**Set task**
Each entry below should be written out exactly as it is, with no pictures.

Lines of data
------

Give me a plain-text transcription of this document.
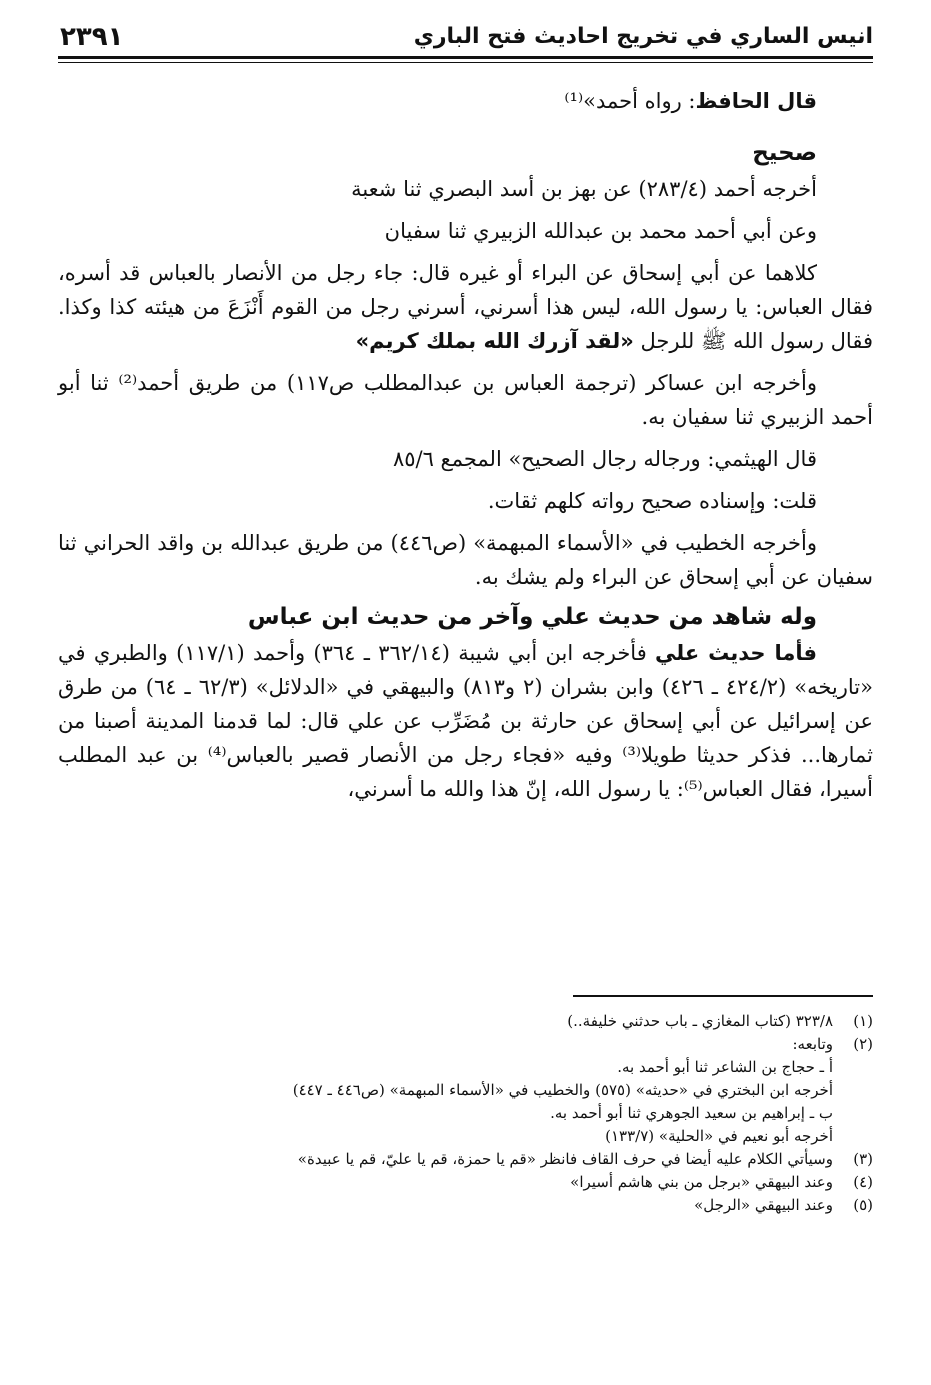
انيس الساري في تخريج احاديث فتح الباري
٢٣٩١

قال الحافظ: رواه أحمد»⁽¹⁾

صحيح

أخرجه أحمد (٢٨٣/٤) عن بهز بن أسد البصري ثنا شعبة

وعن أبي أحمد محمد بن عبدالله الزبيري ثنا سفيان

كلاهما عن أبي إسحاق عن البراء أو غيره قال: جاء رجل من الأنصار بالعباس قد أسره، فقال العباس: يا رسول الله، ليس هذا أسرني، أسرني رجل من القوم أَنْزَعَ من هيئته كذا وكذا. فقال رسول الله ﷺ للرجل «لقد آزرك الله بملك كريم»

وأخرجه ابن عساكر (ترجمة العباس بن عبدالمطلب ص١١٧) من طريق أحمد⁽²⁾ ثنا أبو أحمد الزبيري ثنا سفيان به.

قال الهيثمي: ورجاله رجال الصحيح» المجمع ٨٥/٦

قلت: وإسناده صحيح رواته كلهم ثقات.

وأخرجه الخطيب في «الأسماء المبهمة» (ص٤٤٦) من طريق عبدالله بن واقد الحراني ثنا سفيان عن أبي إسحاق عن البراء ولم يشك به.

وله شاهد من حديث علي وآخر من حديث ابن عباس

فأما حديث علي فأخرجه ابن أبي شيبة (٣٦٢/١٤ ـ ٣٦٤) وأحمد (١١٧/١) والطبري في «تاريخه» (٤٢٤/٢ ـ ٤٢٦) وابن بشران (٢ و٨١٣) والبيهقي في «الدلائل» (٦٢/٣ ـ ٦٤) من طرق عن إسرائيل عن أبي إسحاق عن حارثة بن مُضَرِّب عن علي قال: لما قدمنا المدينة أصبنا من ثمارها... فذكر حديثا طويلا⁽³⁾ وفيه «فجاء رجل من الأنصار قصير بالعباس⁽⁴⁾ بن عبد المطلب أسيرا، فقال العباس⁽⁵⁾: يا رسول الله، إنّ هذا والله ما أسرني،

(١)
٣٢٣/٨ (كتاب المغازي ـ باب حدثني خليفة..)
(٢)
وتابعه:
أ ـ حجاج بن الشاعر ثنا أبو أحمد به.
أخرجه ابن البختري في «حديثه» (٥٧٥) والخطيب في «الأسماء المبهمة» (ص٤٤٦ ـ ٤٤٧)
ب ـ إبراهيم بن سعيد الجوهري ثنا أبو أحمد به.
أخرجه أبو نعيم في «الحلية» (١٣٣/٧)
(٣)
وسيأتي الكلام عليه أيضا في حرف القاف فانظر «قم يا حمزة، قم يا عليّ، قم يا عبيدة»
(٤)
وعند البيهقي «برجل من بني هاشم أسيرا»
(٥)
وعند البيهقي «الرجل»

------

**Task result**
Give me a plain-text transcription of this document.
انيس الساري في تخريج احاديث فتح الباري
٢٣٩١

قال الحافظ: رواه أحمد»⁽¹⁾

صحيح

أخرجه أحمد (٢٨٣/٤) عن بهز بن أسد البصري ثنا شعبة

وعن أبي أحمد محمد بن عبدالله الزبيري ثنا سفيان

كلاهما عن أبي إسحاق عن البراء أو غيره قال: جاء رجل من الأنصار بالعباس قد أسره، فقال العباس: يا رسول الله، ليس هذا أسرني، أسرني رجل من القوم أَنْزَعَ من هيئته كذا وكذا. فقال رسول الله ﷺ للرجل «لقد آزرك الله بملك كريم»

وأخرجه ابن عساكر (ترجمة العباس بن عبدالمطلب ص١١٧) من طريق أحمد⁽²⁾ ثنا أبو أحمد الزبيري ثنا سفيان به.

قال الهيثمي: ورجاله رجال الصحيح» المجمع ٨٥/٦

قلت: وإسناده صحيح رواته كلهم ثقات.

وأخرجه الخطيب في «الأسماء المبهمة» (ص٤٤٦) من طريق عبدالله بن واقد الحراني ثنا سفيان عن أبي إسحاق عن البراء ولم يشك به.

وله شاهد من حديث علي وآخر من حديث ابن عباس

فأما حديث علي فأخرجه ابن أبي شيبة (٣٦٢/١٤ ـ ٣٦٤) وأحمد (١١٧/١) والطبري في «تاريخه» (٤٢٤/٢ ـ ٤٢٦) وابن بشران (٢ و٨١٣) والبيهقي في «الدلائل» (٦٢/٣ ـ ٦٤) من طرق عن إسرائيل عن أبي إسحاق عن حارثة بن مُضَرِّب عن علي قال: لما قدمنا المدينة أصبنا من ثمارها... فذكر حديثا طويلا⁽³⁾ وفيه «فجاء رجل من الأنصار قصير بالعباس⁽⁴⁾ بن عبد المطلب أسيرا، فقال العباس⁽⁵⁾: يا رسول الله، إنّ هذا والله ما أسرني،

(١)
٣٢٣/٨ (كتاب المغازي ـ باب حدثني خليفة..)
(٢)
وتابعه:
أ ـ حجاج بن الشاعر ثنا أبو أحمد به.
أخرجه ابن البختري في «حديثه» (٥٧٥) والخطيب في «الأسماء المبهمة» (ص٤٤٦ ـ ٤٤٧)
ب ـ إبراهيم بن سعيد الجوهري ثنا أبو أحمد به.
أخرجه أبو نعيم في «الحلية» (١٣٣/٧)
(٣)
وسيأتي الكلام عليه أيضا في حرف القاف فانظر «قم يا حمزة، قم يا عليّ، قم يا عبيدة»
(٤)
وعند البيهقي «برجل من بني هاشم أسيرا»
(٥)
وعند البيهقي «الرجل»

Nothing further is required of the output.